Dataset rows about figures
* START *

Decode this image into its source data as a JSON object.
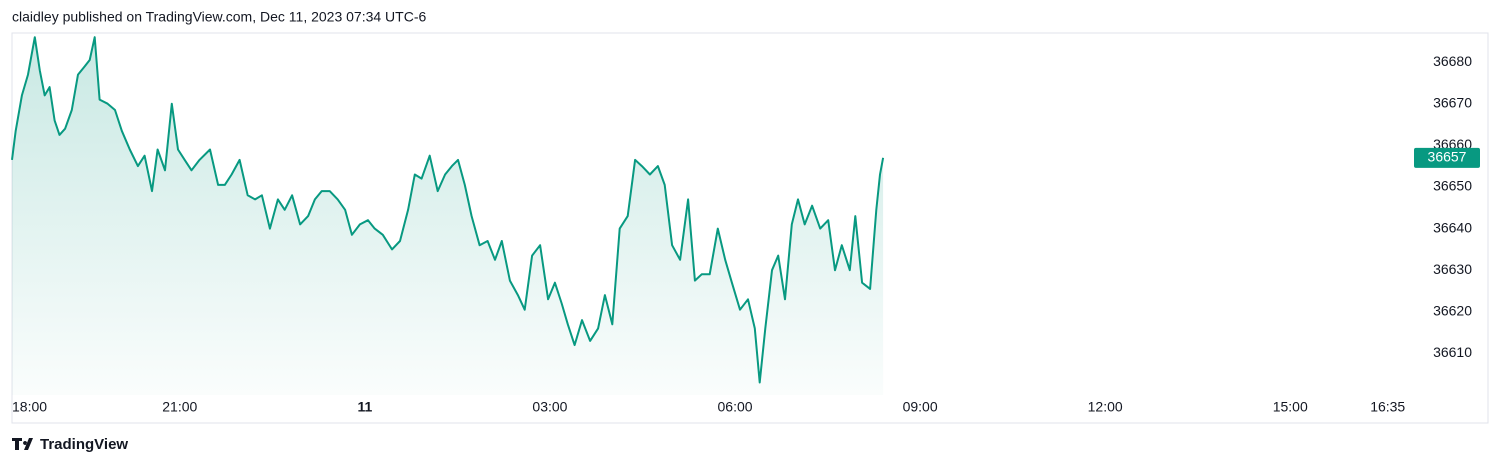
{
  "header": "claidley published on TradingView.com, Dec 11, 2023 07:34 UTC-6",
  "footer": "TradingView",
  "chart_data": {
    "type": "area",
    "color": "#089981",
    "x": [
      0.28,
      0.34,
      0.44,
      0.54,
      0.65,
      0.73,
      0.81,
      0.89,
      0.97,
      1.05,
      1.14,
      1.25,
      1.35,
      1.46,
      1.54,
      1.62,
      1.7,
      1.83,
      1.95,
      2.06,
      2.19,
      2.32,
      2.43,
      2.55,
      2.64,
      2.76,
      2.87,
      2.97,
      3.08,
      3.19,
      3.32,
      3.49,
      3.62,
      3.73,
      3.84,
      3.97,
      4.1,
      4.22,
      4.33,
      4.46,
      4.59,
      4.7,
      4.82,
      4.95,
      5.08,
      5.19,
      5.3,
      5.43,
      5.56,
      5.68,
      5.79,
      5.92,
      6.05,
      6.16,
      6.29,
      6.44,
      6.57,
      6.7,
      6.81,
      6.92,
      7.05,
      7.18,
      7.3,
      7.41,
      7.51,
      7.62,
      7.73,
      7.86,
      7.99,
      8.11,
      8.22,
      8.35,
      8.48,
      8.59,
      8.71,
      8.84,
      8.97,
      9.08,
      9.19,
      9.29,
      9.4,
      9.52,
      9.65,
      9.78,
      9.89,
      10.01,
      10.13,
      10.26,
      10.38,
      10.49,
      10.62,
      10.75,
      10.86,
      10.98,
      11.11,
      11.24,
      11.35,
      11.46,
      11.59,
      11.72,
      11.84,
      11.95,
      12.08,
      12.21,
      12.32,
      12.4,
      12.49,
      12.6,
      12.7,
      12.81,
      12.92,
      13.02,
      13.13,
      13.25,
      13.38,
      13.51,
      13.62,
      13.73,
      13.86,
      13.95,
      14.06,
      14.19,
      14.29,
      14.35,
      14.4
    ],
    "values": [
      36656.5,
      36663.5,
      36672,
      36677,
      36686,
      36678,
      36672,
      36674,
      36666,
      36662.5,
      36664,
      36668.5,
      36677,
      36679,
      36680.5,
      36686,
      36671,
      36670,
      36668.5,
      36663.5,
      36659,
      36655,
      36657.5,
      36649,
      36659,
      36654,
      36670,
      36659,
      36656.5,
      36654,
      36656.5,
      36659,
      36650.5,
      36650.5,
      36653,
      36656.5,
      36648,
      36647,
      36648,
      36640,
      36647,
      36644.5,
      36648,
      36641,
      36643,
      36647,
      36649,
      36649,
      36647,
      36644.5,
      36638.5,
      36641,
      36642,
      36640,
      36638.5,
      36635,
      36637,
      36644.5,
      36653,
      36652,
      36657.5,
      36649,
      36653,
      36655,
      36656.5,
      36650.5,
      36643,
      36636,
      36637,
      36632.5,
      36637,
      36627.5,
      36624,
      36620.5,
      36633.5,
      36636,
      36623,
      36627,
      36622,
      36617,
      36612,
      36618,
      36613,
      36616,
      36624,
      36617,
      36640,
      36643,
      36656.5,
      36655,
      36653,
      36655,
      36650.5,
      36636,
      36632.5,
      36647,
      36627.5,
      36629,
      36629,
      36640,
      36632.5,
      36627,
      36620.5,
      36623,
      36616,
      36603,
      36616,
      36630,
      36633.5,
      36623,
      36641,
      36647,
      36641,
      36645.5,
      36640,
      36642,
      36630,
      36636,
      36630,
      36643,
      36627,
      36625.5,
      36644.5,
      36653,
      36657
    ],
    "last_price": 36657,
    "xlim": [
      0.28,
      22.86
    ],
    "xticks": [
      {
        "value": 0,
        "label": "18:00"
      },
      {
        "value": 3,
        "label": "21:00"
      },
      {
        "value": 6,
        "label": "11"
      },
      {
        "value": 9,
        "label": "03:00"
      },
      {
        "value": 12,
        "label": "06:00"
      },
      {
        "value": 15,
        "label": "09:00"
      },
      {
        "value": 18,
        "label": "12:00"
      },
      {
        "value": 21,
        "label": "15:00"
      },
      {
        "value": 22.58,
        "label": "16:35"
      }
    ],
    "ylim": [
      36600,
      36687
    ],
    "yticks": [
      36610,
      36620,
      36630,
      36640,
      36650,
      36660,
      36670,
      36680
    ]
  }
}
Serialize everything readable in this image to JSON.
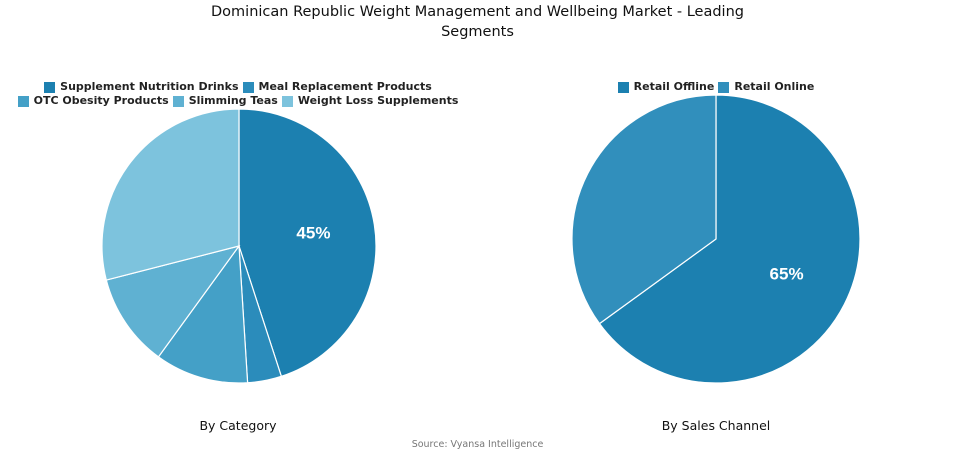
{
  "title_line1": "Dominican Republic Weight Management and Wellbeing Market - Leading",
  "title_line2": "Segments",
  "source": "Source: Vyansa Intelligence",
  "chart_data": [
    {
      "type": "pie",
      "caption": "By Category",
      "series": [
        {
          "name": "Supplement Nutrition Drinks",
          "value": 45,
          "color": "#1c80b0",
          "label": "45%"
        },
        {
          "name": "Meal Replacement Products",
          "value": 4,
          "color": "#2b8cbb",
          "label": ""
        },
        {
          "name": "OTC Obesity Products",
          "value": 11,
          "color": "#44a0c7",
          "label": ""
        },
        {
          "name": "Slimming Teas",
          "value": 11,
          "color": "#5fb1d2",
          "label": ""
        },
        {
          "name": "Weight Loss Supplements",
          "value": 29,
          "color": "#7dc3dd",
          "label": ""
        }
      ]
    },
    {
      "type": "pie",
      "caption": "By Sales Channel",
      "series": [
        {
          "name": "Retail Offline",
          "value": 65,
          "color": "#1c80b0",
          "label": "65%"
        },
        {
          "name": "Retail Online",
          "value": 35,
          "color": "#318fbc",
          "label": ""
        }
      ]
    }
  ]
}
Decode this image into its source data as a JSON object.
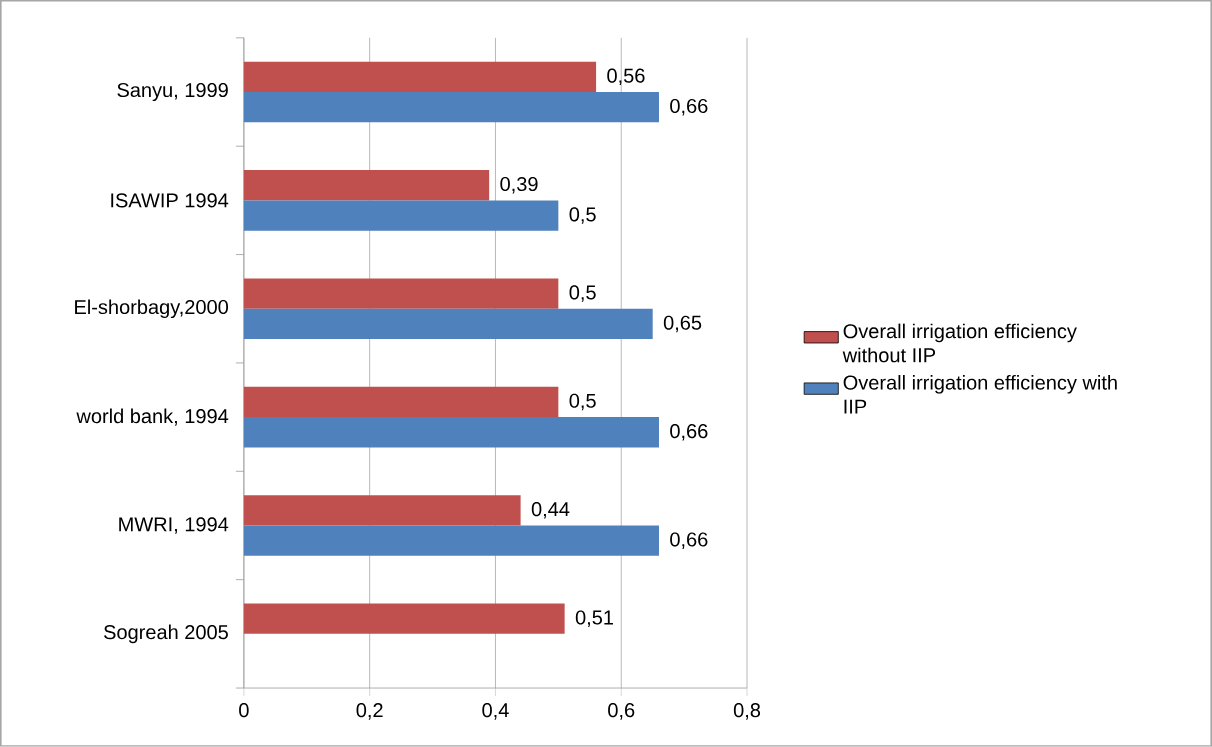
{
  "chart_data": {
    "type": "bar",
    "orientation": "horizontal",
    "categories": [
      "Sanyu, 1999",
      "ISAWIP 1994",
      "El-shorbagy,2000",
      "world bank, 1994",
      "MWRI, 1994",
      "Sogreah 2005"
    ],
    "series": [
      {
        "name": "Overall irrigation efficiency without IIP",
        "color": "#c0504d",
        "values": [
          0.56,
          0.39,
          0.5,
          0.5,
          0.44,
          0.51
        ],
        "value_labels": [
          "0,56",
          "0,39",
          "0,5",
          "0,5",
          "0,44",
          "0,51"
        ]
      },
      {
        "name": "Overall irrigation efficiency with IIP",
        "color": "#4f81bd",
        "values": [
          0.66,
          0.5,
          0.65,
          0.66,
          0.66,
          null
        ],
        "value_labels": [
          "0,66",
          "0,5",
          "0,65",
          "0,66",
          "0,66",
          null
        ]
      }
    ],
    "xlim": [
      0,
      0.8
    ],
    "xticks": [
      0,
      {
        "value": 0.2,
        "label": "0,2"
      },
      {
        "value": 0.4,
        "label": "0,4"
      },
      {
        "value": 0.6,
        "label": "0,6"
      },
      {
        "value": 0.8,
        "label": "0,8"
      }
    ],
    "grid": "x",
    "legend": "right"
  }
}
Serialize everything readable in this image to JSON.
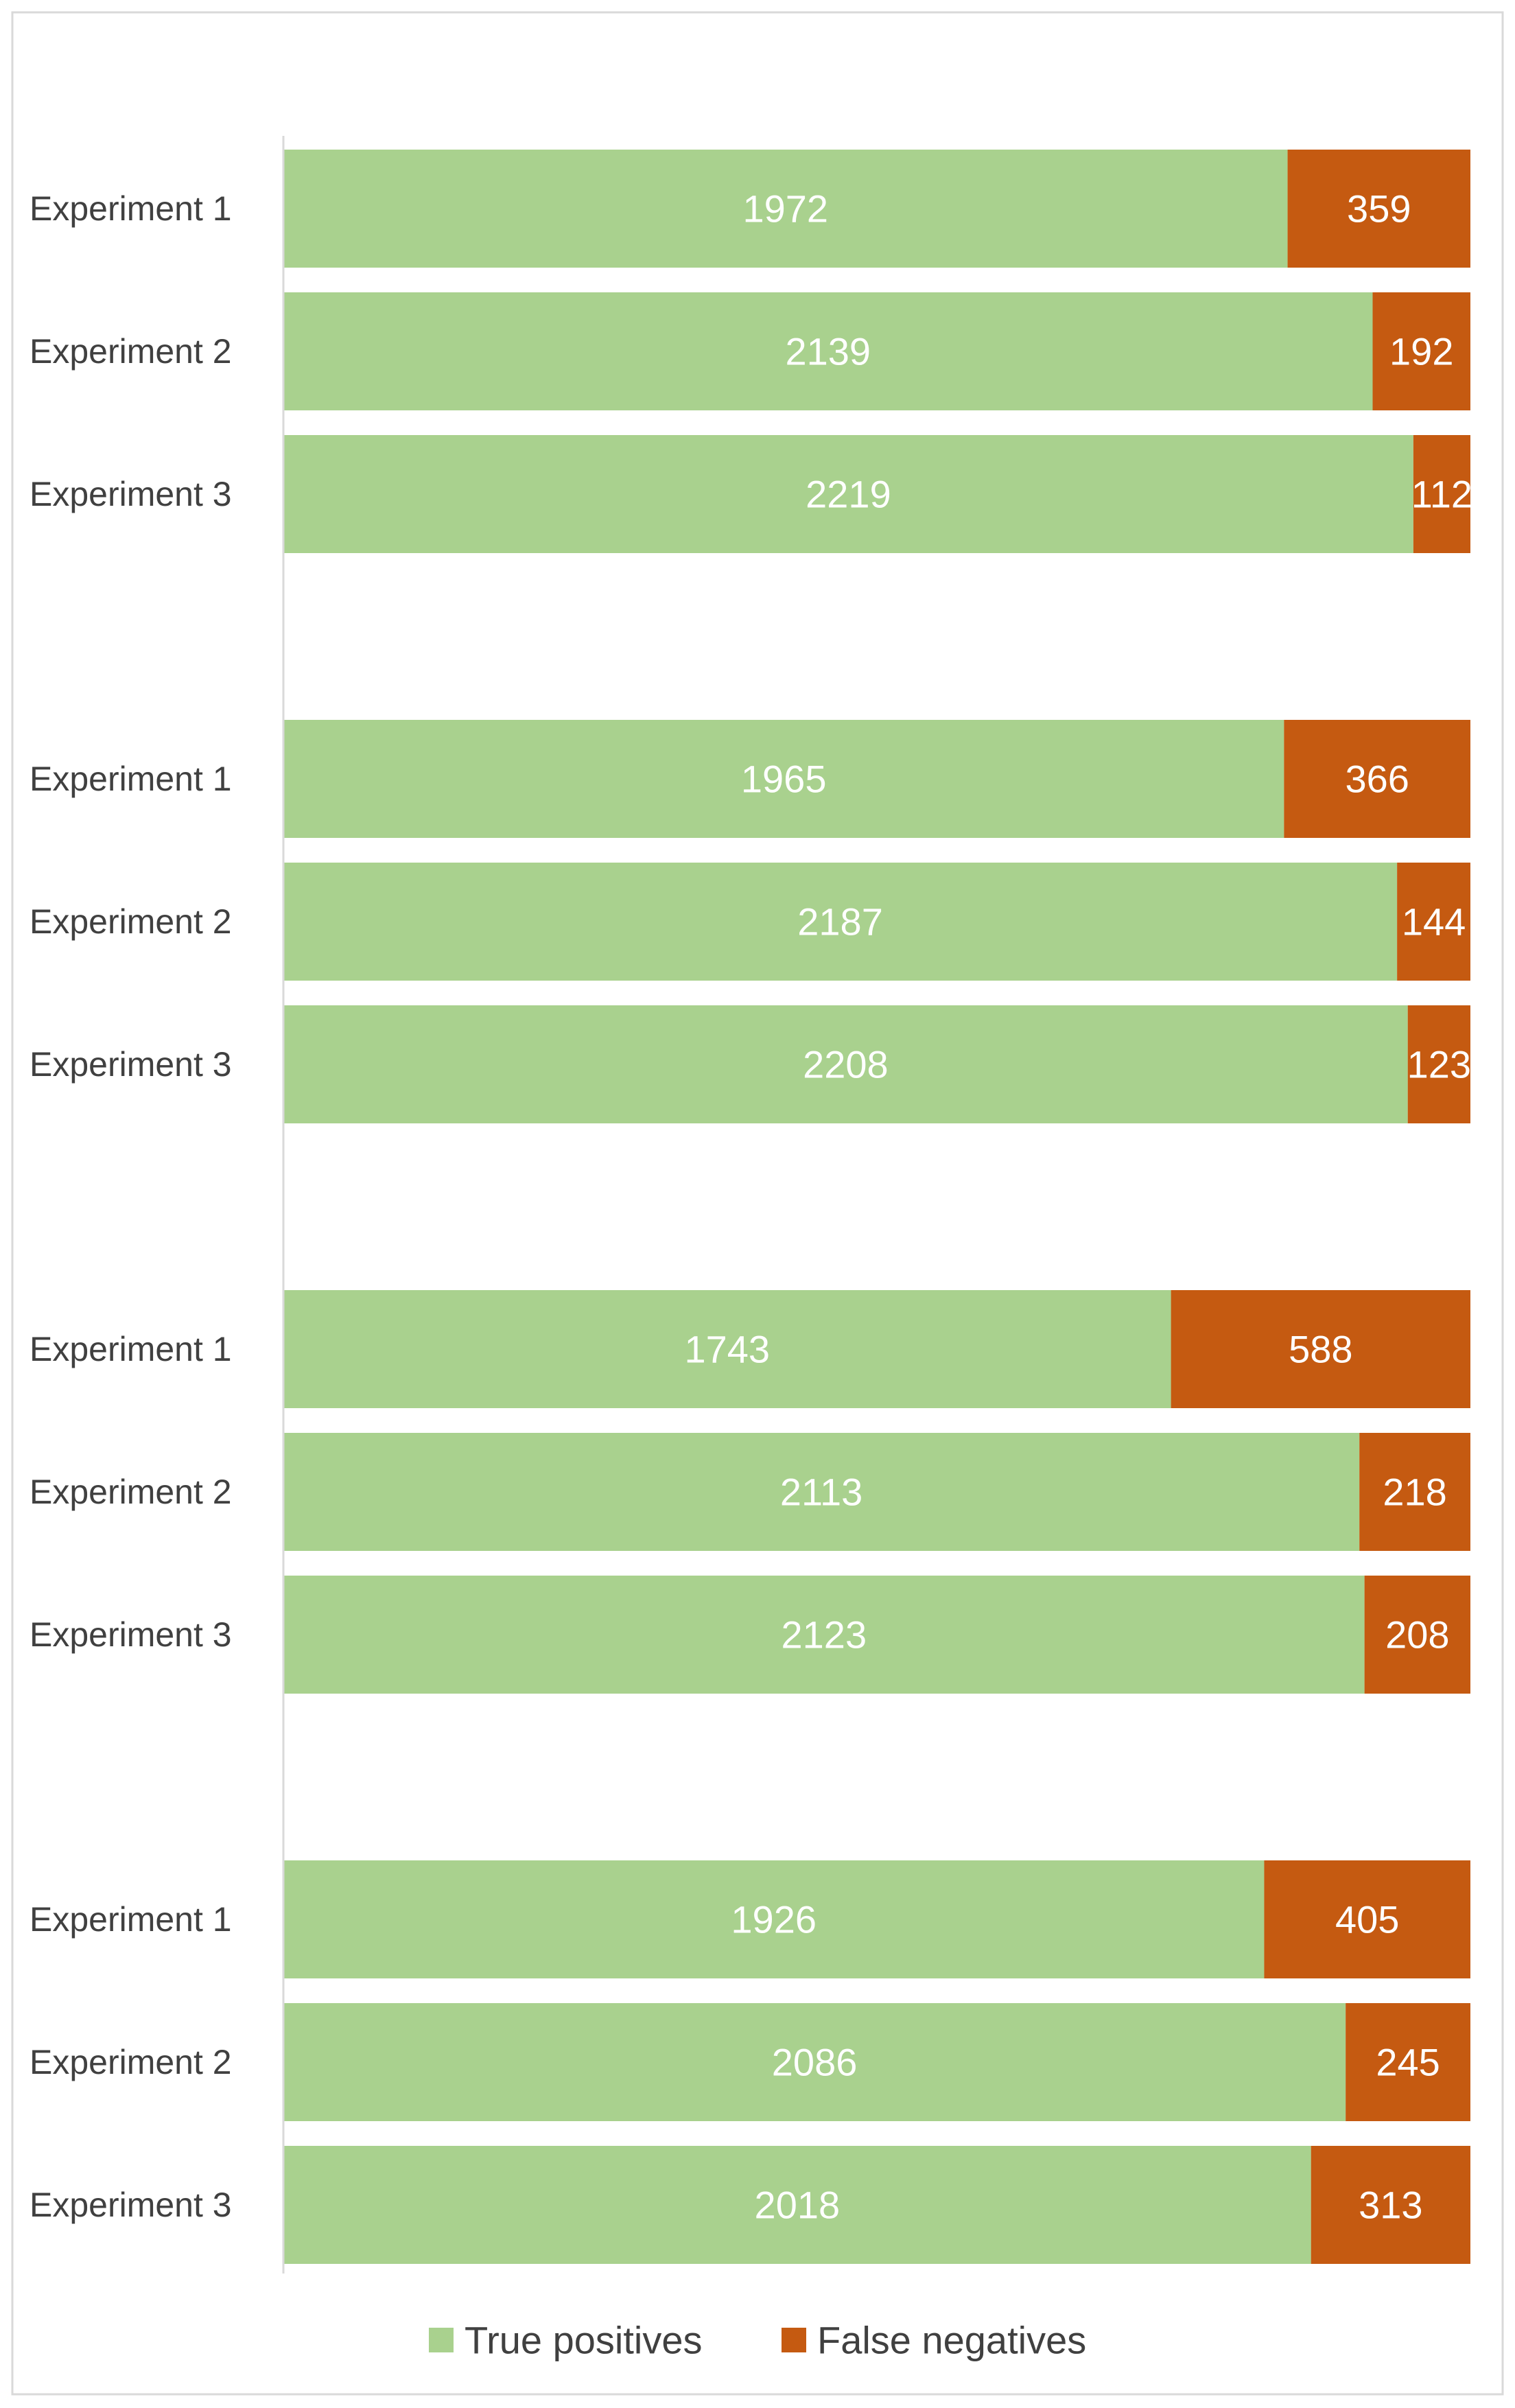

* END *

Display every line of the listing that contains the string "caption".

      "caption": "By Category",
      "caption": "By Sales Channel",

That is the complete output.